Start of DATA SECTION

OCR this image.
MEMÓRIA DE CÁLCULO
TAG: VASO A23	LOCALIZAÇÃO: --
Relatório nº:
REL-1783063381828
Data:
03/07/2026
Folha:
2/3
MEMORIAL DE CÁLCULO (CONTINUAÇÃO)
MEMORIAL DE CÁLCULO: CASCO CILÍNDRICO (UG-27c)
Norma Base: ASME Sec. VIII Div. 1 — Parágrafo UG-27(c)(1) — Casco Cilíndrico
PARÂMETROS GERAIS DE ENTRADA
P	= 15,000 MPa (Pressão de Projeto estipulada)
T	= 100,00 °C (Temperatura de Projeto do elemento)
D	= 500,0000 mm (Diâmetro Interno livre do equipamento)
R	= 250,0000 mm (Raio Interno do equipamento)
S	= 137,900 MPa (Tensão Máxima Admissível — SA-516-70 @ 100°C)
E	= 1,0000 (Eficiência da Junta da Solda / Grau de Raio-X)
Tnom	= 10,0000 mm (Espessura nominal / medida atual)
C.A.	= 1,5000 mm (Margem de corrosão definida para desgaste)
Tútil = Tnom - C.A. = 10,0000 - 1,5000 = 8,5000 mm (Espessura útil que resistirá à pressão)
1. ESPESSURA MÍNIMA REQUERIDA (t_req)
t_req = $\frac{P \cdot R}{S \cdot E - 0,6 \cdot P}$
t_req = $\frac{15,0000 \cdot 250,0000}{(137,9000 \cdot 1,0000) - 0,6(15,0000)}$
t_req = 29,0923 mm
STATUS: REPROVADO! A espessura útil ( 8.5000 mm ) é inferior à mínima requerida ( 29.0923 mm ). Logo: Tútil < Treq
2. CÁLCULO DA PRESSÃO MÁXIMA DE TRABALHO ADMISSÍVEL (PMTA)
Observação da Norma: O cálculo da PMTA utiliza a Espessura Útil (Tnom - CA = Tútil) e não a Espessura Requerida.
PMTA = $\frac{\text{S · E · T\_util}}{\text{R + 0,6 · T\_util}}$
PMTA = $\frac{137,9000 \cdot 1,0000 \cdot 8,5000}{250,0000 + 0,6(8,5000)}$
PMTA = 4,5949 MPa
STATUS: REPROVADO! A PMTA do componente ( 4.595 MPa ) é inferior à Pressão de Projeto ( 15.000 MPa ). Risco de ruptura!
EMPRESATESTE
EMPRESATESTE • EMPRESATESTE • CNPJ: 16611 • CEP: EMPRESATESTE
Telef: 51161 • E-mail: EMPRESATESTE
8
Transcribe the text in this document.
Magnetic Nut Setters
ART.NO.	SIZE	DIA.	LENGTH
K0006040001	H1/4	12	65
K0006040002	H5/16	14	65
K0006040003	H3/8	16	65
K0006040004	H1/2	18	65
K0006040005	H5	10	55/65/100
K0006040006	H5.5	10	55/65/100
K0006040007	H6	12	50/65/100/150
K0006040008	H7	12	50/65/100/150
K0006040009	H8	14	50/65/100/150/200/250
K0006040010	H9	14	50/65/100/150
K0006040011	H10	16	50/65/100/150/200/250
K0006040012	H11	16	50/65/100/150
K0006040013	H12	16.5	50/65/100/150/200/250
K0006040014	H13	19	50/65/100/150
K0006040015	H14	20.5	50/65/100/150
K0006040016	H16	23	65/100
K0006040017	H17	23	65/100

End of DATA SECTION

**AIM OF THE TASK**
Within the listing above, work out how many lines contain the string "Interno", and reply with that number only.

**FINAL RESULT**
2